[Stored data entries]

-------------------------

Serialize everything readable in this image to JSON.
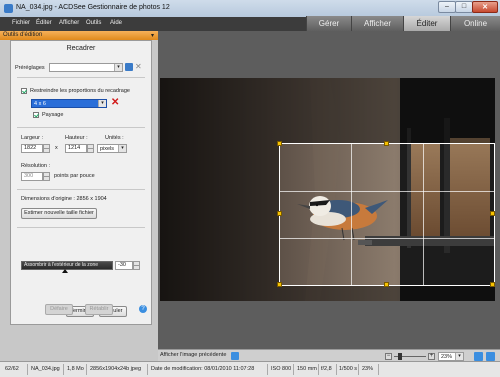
{
  "window": {
    "title": "NA_034.jpg - ACDSee Gestionnaire de photos 12"
  },
  "menu": [
    "Fichier",
    "Éditer",
    "Afficher",
    "Outils",
    "Aide"
  ],
  "modes": [
    "Gérer",
    "Afficher",
    "Éditer",
    "Online"
  ],
  "active_mode": "Éditer",
  "panel": {
    "title": "Outils d'édition",
    "dialog_title": "Recadrer",
    "presets_label": "Préréglages",
    "keep_ratio_label": "Restreindre les proportions du recadrage",
    "ratio_value": "4 x 6",
    "landscape_label": "Paysage",
    "width_label": "Largeur :",
    "height_label": "Hauteur :",
    "units_label": "Unités :",
    "width_value": "1822",
    "height_value": "1214",
    "times": "x",
    "units_value": "pixels",
    "resolution_label": "Résolution :",
    "resolution_value": "300",
    "resolution_unit": "points par pouce",
    "orig_dims": "Dimensions d'origine : 2856 x 1904",
    "estimate_button": "Estimer nouvelle taille fichier",
    "darken_label": "Assombrir à l'extérieur de la zone",
    "darken_value": "-30",
    "done_button": "Terminé",
    "cancel_button": "Annuler",
    "undo_button": "Défaire",
    "redo_button": "Rétablir"
  },
  "canvas": {
    "prev_label": "Afficher l'image précédente",
    "zoom_value": "23%"
  },
  "status": {
    "index": "62/62",
    "filename": "NA_034.jpg",
    "size": "1,8 Mo",
    "dims": "2856x1904x24b jpeg",
    "modified": "Date de modification: 08/01/2010 11:07:28",
    "iso": "ISO 800",
    "focal": "150 mm",
    "aperture": "f/2,8",
    "shutter": "1/500 s",
    "zoom": "23%"
  }
}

-------------------------

Task brief:
The pictures in the entries should be left out; output everything else exactly.

Result below:
Serialize everything readable in this image to JSON.
{
  "window": {
    "title": "NA_034.jpg - ACDSee Gestionnaire de photos 12"
  },
  "menu": [
    "Fichier",
    "Éditer",
    "Afficher",
    "Outils",
    "Aide"
  ],
  "modes": [
    "Gérer",
    "Afficher",
    "Éditer",
    "Online"
  ],
  "active_mode": "Éditer",
  "panel": {
    "title": "Outils d'édition",
    "dialog_title": "Recadrer",
    "presets_label": "Préréglages",
    "keep_ratio_label": "Restreindre les proportions du recadrage",
    "ratio_value": "4 x 6",
    "landscape_label": "Paysage",
    "width_label": "Largeur :",
    "height_label": "Hauteur :",
    "units_label": "Unités :",
    "width_value": "1822",
    "height_value": "1214",
    "times": "x",
    "units_value": "pixels",
    "resolution_label": "Résolution :",
    "resolution_value": "300",
    "resolution_unit": "points par pouce",
    "orig_dims": "Dimensions d'origine : 2856 x 1904",
    "estimate_button": "Estimer nouvelle taille fichier",
    "darken_label": "Assombrir à l'extérieur de la zone",
    "darken_value": "-30",
    "done_button": "Terminé",
    "cancel_button": "Annuler",
    "undo_button": "Défaire",
    "redo_button": "Rétablir"
  },
  "canvas": {
    "prev_label": "Afficher l'image précédente",
    "zoom_value": "23%"
  },
  "status": {
    "index": "62/62",
    "filename": "NA_034.jpg",
    "size": "1,8 Mo",
    "dims": "2856x1904x24b jpeg",
    "modified": "Date de modification: 08/01/2010 11:07:28",
    "iso": "ISO 800",
    "focal": "150 mm",
    "aperture": "f/2,8",
    "shutter": "1/500 s",
    "zoom": "23%"
  }
}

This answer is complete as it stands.